* What the task requires *
Copy down all of the data underneath, exactly as shown.

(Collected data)
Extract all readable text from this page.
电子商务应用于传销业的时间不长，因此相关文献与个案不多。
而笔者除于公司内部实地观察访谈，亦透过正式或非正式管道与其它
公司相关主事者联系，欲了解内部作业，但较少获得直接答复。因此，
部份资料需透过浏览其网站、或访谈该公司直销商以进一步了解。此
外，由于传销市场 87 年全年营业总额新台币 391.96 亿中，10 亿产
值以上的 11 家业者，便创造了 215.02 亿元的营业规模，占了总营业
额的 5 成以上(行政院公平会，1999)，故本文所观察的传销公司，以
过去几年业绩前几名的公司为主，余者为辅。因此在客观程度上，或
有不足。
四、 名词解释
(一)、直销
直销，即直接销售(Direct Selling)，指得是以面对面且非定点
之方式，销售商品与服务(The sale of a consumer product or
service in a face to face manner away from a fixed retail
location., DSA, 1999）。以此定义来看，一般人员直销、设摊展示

* The reply *
Extract all readable text from this page.
电子商务应用于传销业的时间不长，因此相关文献与个案不多。
而笔者除于公司内部实地观察访谈，亦透过正式或非正式管道与其它
公司相关主事者联系，欲了解内部作业，但较少获得直接答复。因此，
部份资料需透过浏览其网站、或访谈该公司直销商以进一步了解。此
外，由于传销市场 87 年全年营业总额新台币 391.96 亿中，10 亿产
值以上的 11 家业者，便创造了 215.02 亿元的营业规模，占了总营业
额的 5 成以上(行政院公平会，1999)，故本文所观察的传销公司，以
过去几年业绩前几名的公司为主，余者为辅。因此在客观程度上，或
有不足。
四、 名词解释
(一)、直销
直销，即直接销售(Direct Selling)，指得是以面对面且非定点
之方式，销售商品与服务(The sale of a consumer product or
service in a face to face manner away from a fixed retail
location., DSA, 1999）。以此定义来看，一般人员直销、设摊展示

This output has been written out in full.